What needs to be done: Under this task are some entries; return every one of them exactly.

Data in this exercise:
— Start —

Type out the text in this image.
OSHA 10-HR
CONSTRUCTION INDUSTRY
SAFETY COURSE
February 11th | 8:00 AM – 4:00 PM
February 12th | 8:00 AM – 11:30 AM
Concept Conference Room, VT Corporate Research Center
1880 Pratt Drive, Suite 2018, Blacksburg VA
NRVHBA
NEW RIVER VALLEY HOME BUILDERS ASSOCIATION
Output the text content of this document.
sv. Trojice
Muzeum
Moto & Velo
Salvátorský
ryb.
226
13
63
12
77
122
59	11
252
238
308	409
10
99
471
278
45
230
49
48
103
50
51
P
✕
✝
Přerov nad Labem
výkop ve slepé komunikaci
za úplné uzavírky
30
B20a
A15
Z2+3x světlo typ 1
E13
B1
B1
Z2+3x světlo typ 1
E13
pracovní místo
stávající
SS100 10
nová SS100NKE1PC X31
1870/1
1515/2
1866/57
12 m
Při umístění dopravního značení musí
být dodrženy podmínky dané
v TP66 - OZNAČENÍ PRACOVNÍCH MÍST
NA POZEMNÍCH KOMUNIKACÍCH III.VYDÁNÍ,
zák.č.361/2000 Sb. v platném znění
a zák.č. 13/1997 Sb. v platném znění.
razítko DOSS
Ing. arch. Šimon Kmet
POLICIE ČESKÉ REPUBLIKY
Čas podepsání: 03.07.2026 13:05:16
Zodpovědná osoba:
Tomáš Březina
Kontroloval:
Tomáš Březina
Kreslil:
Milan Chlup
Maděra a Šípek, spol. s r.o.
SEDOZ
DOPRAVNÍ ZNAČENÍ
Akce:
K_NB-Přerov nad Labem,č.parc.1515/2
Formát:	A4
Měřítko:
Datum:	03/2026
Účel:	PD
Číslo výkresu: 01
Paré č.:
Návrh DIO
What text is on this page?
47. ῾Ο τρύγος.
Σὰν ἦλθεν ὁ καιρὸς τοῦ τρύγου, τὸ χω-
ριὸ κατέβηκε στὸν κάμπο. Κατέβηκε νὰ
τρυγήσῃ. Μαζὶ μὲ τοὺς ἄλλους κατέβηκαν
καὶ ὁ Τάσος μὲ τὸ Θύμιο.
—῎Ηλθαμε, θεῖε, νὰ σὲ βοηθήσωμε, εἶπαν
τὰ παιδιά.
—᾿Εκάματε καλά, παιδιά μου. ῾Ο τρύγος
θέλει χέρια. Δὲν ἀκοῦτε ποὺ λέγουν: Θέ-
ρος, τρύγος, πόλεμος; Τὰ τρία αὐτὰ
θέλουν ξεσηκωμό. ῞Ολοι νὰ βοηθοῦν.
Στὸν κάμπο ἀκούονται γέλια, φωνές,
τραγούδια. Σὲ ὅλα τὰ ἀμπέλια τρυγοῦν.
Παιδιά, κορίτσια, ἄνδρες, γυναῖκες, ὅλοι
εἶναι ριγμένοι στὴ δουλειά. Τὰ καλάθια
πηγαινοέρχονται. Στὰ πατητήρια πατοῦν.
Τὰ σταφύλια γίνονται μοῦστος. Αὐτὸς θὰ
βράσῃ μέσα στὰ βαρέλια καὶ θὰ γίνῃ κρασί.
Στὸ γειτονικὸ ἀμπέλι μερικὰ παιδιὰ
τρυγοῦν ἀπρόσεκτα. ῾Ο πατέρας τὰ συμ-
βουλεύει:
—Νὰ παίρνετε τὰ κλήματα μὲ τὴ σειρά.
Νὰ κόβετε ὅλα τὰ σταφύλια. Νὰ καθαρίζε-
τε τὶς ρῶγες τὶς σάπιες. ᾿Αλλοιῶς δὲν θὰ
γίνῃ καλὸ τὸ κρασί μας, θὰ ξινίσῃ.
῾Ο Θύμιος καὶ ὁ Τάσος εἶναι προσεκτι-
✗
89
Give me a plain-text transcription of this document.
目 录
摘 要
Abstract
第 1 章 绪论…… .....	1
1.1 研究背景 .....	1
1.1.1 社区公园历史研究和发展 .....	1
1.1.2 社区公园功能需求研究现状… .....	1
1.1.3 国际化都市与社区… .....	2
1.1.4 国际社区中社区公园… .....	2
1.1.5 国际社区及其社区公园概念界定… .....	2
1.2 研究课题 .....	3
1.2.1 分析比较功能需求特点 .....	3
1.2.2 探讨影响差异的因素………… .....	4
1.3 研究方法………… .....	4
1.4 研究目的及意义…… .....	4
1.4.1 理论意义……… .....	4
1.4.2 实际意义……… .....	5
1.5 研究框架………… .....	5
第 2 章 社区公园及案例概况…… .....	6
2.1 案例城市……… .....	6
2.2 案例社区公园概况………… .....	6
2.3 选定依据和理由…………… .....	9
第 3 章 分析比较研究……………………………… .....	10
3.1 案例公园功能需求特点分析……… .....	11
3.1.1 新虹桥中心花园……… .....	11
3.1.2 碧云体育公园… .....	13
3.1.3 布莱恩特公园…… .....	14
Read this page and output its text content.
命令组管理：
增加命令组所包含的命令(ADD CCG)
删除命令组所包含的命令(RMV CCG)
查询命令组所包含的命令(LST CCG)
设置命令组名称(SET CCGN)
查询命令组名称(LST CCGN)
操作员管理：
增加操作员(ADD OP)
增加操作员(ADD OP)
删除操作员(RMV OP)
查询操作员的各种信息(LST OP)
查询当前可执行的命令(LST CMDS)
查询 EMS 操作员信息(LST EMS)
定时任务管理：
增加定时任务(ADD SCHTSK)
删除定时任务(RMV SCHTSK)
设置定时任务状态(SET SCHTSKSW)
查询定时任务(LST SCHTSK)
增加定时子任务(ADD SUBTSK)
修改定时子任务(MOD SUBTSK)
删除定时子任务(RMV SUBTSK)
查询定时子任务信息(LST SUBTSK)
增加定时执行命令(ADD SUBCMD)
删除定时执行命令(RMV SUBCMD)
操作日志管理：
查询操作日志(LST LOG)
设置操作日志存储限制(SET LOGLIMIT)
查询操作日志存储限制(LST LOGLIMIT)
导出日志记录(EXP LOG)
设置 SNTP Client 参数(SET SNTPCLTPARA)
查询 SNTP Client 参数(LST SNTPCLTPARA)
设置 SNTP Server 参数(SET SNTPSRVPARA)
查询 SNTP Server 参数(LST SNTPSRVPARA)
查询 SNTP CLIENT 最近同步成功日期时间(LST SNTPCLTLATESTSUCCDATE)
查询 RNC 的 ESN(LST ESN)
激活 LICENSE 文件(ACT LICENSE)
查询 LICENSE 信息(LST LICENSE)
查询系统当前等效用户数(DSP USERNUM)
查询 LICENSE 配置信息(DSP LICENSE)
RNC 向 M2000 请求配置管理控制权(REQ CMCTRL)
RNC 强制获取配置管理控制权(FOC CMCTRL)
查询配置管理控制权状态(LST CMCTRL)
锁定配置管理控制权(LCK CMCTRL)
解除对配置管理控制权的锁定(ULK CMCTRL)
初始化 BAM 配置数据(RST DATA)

— End —

Exercise response:
Type out the text in this image.
OSHA 10-HR
CONSTRUCTION INDUSTRY
SAFETY COURSE
February 11th | 8:00 AM – 4:00 PM
February 12th | 8:00 AM – 11:30 AM
Concept Conference Room, VT Corporate Research Center
1880 Pratt Drive, Suite 2018, Blacksburg VA
NRVHBA
NEW RIVER VALLEY HOME BUILDERS ASSOCIATION
Output the text content of this document.
sv. Trojice
Muzeum
Moto & Velo
Salvátorský
ryb.
226
13
63
12
77
122
59	11
252
238
308	409
10
99
471
278
45
230
49
48
103
50
51
P
✕
✝
Přerov nad Labem
výkop ve slepé komunikaci
za úplné uzavírky
30
B20a
A15
Z2+3x světlo typ 1
E13
B1
B1
Z2+3x světlo typ 1
E13
pracovní místo
stávající
SS100 10
nová SS100NKE1PC X31
1870/1
1515/2
1866/57
12 m
Při umístění dopravního značení musí
být dodrženy podmínky dané
v TP66 - OZNAČENÍ PRACOVNÍCH MÍST
NA POZEMNÍCH KOMUNIKACÍCH III.VYDÁNÍ,
zák.č.361/2000 Sb. v platném znění
a zák.č. 13/1997 Sb. v platném znění.
razítko DOSS
Ing. arch. Šimon Kmet
POLICIE ČESKÉ REPUBLIKY
Čas podepsání: 03.07.2026 13:05:16
Zodpovědná osoba:
Tomáš Březina
Kontroloval:
Tomáš Březina
Kreslil:
Milan Chlup
Maděra a Šípek, spol. s r.o.
SEDOZ
DOPRAVNÍ ZNAČENÍ
Akce:
K_NB-Přerov nad Labem,č.parc.1515/2
Formát:	A4
Měřítko:
Datum:	03/2026
Účel:	PD
Číslo výkresu: 01
Paré č.:
Návrh DIO
What text is on this page?
47. ῾Ο τρύγος.
Σὰν ἦλθεν ὁ καιρὸς τοῦ τρύγου, τὸ χω-
ριὸ κατέβηκε στὸν κάμπο. Κατέβηκε νὰ
τρυγήσῃ. Μαζὶ μὲ τοὺς ἄλλους κατέβηκαν
καὶ ὁ Τάσος μὲ τὸ Θύμιο.
—῎Ηλθαμε, θεῖε, νὰ σὲ βοηθήσωμε, εἶπαν
τὰ παιδιά.
—᾿Εκάματε καλά, παιδιά μου. ῾Ο τρύγος
θέλει χέρια. Δὲν ἀκοῦτε ποὺ λέγουν: Θέ-
ρος, τρύγος, πόλεμος; Τὰ τρία αὐτὰ
θέλουν ξεσηκωμό. ῞Ολοι νὰ βοηθοῦν.
Στὸν κάμπο ἀκούονται γέλια, φωνές,
τραγούδια. Σὲ ὅλα τὰ ἀμπέλια τρυγοῦν.
Παιδιά, κορίτσια, ἄνδρες, γυναῖκες, ὅλοι
εἶναι ριγμένοι στὴ δουλειά. Τὰ καλάθια
πηγαινοέρχονται. Στὰ πατητήρια πατοῦν.
Τὰ σταφύλια γίνονται μοῦστος. Αὐτὸς θὰ
βράσῃ μέσα στὰ βαρέλια καὶ θὰ γίνῃ κρασί.
Στὸ γειτονικὸ ἀμπέλι μερικὰ παιδιὰ
τρυγοῦν ἀπρόσεκτα. ῾Ο πατέρας τὰ συμ-
βουλεύει:
—Νὰ παίρνετε τὰ κλήματα μὲ τὴ σειρά.
Νὰ κόβετε ὅλα τὰ σταφύλια. Νὰ καθαρίζε-
τε τὶς ρῶγες τὶς σάπιες. ᾿Αλλοιῶς δὲν θὰ
γίνῃ καλὸ τὸ κρασί μας, θὰ ξινίσῃ.
῾Ο Θύμιος καὶ ὁ Τάσος εἶναι προσεκτι-
✗
89
Give me a plain-text transcription of this document.
目 录
摘 要
Abstract
第 1 章 绪论…… .....	1
1.1 研究背景 .....	1
1.1.1 社区公园历史研究和发展 .....	1
1.1.2 社区公园功能需求研究现状… .....	1
1.1.3 国际化都市与社区… .....	2
1.1.4 国际社区中社区公园… .....	2
1.1.5 国际社区及其社区公园概念界定… .....	2
1.2 研究课题 .....	3
1.2.1 分析比较功能需求特点 .....	3
1.2.2 探讨影响差异的因素………… .....	4
1.3 研究方法………… .....	4
1.4 研究目的及意义…… .....	4
1.4.1 理论意义……… .....	4
1.4.2 实际意义……… .....	5
1.5 研究框架………… .....	5
第 2 章 社区公园及案例概况…… .....	6
2.1 案例城市……… .....	6
2.2 案例社区公园概况………… .....	6
2.3 选定依据和理由…………… .....	9
第 3 章 分析比较研究……………………………… .....	10
3.1 案例公园功能需求特点分析……… .....	11
3.1.1 新虹桥中心花园……… .....	11
3.1.2 碧云体育公园… .....	13
3.1.3 布莱恩特公园…… .....	14
Read this page and output its text content.
命令组管理：
增加命令组所包含的命令(ADD CCG)
删除命令组所包含的命令(RMV CCG)
查询命令组所包含的命令(LST CCG)
设置命令组名称(SET CCGN)
查询命令组名称(LST CCGN)
操作员管理：
增加操作员(ADD OP)
增加操作员(ADD OP)
删除操作员(RMV OP)
查询操作员的各种信息(LST OP)
查询当前可执行的命令(LST CMDS)
查询 EMS 操作员信息(LST EMS)
定时任务管理：
增加定时任务(ADD SCHTSK)
删除定时任务(RMV SCHTSK)
设置定时任务状态(SET SCHTSKSW)
查询定时任务(LST SCHTSK)
增加定时子任务(ADD SUBTSK)
修改定时子任务(MOD SUBTSK)
删除定时子任务(RMV SUBTSK)
查询定时子任务信息(LST SUBTSK)
增加定时执行命令(ADD SUBCMD)
删除定时执行命令(RMV SUBCMD)
操作日志管理：
查询操作日志(LST LOG)
设置操作日志存储限制(SET LOGLIMIT)
查询操作日志存储限制(LST LOGLIMIT)
导出日志记录(EXP LOG)
设置 SNTP Client 参数(SET SNTPCLTPARA)
查询 SNTP Client 参数(LST SNTPCLTPARA)
设置 SNTP Server 参数(SET SNTPSRVPARA)
查询 SNTP Server 参数(LST SNTPSRVPARA)
查询 SNTP CLIENT 最近同步成功日期时间(LST SNTPCLTLATESTSUCCDATE)
查询 RNC 的 ESN(LST ESN)
激活 LICENSE 文件(ACT LICENSE)
查询 LICENSE 信息(LST LICENSE)
查询系统当前等效用户数(DSP USERNUM)
查询 LICENSE 配置信息(DSP LICENSE)
RNC 向 M2000 请求配置管理控制权(REQ CMCTRL)
RNC 强制获取配置管理控制权(FOC CMCTRL)
查询配置管理控制权状态(LST CMCTRL)
锁定配置管理控制权(LCK CMCTRL)
解除对配置管理控制权的锁定(ULK CMCTRL)
初始化 BAM 配置数据(RST DATA)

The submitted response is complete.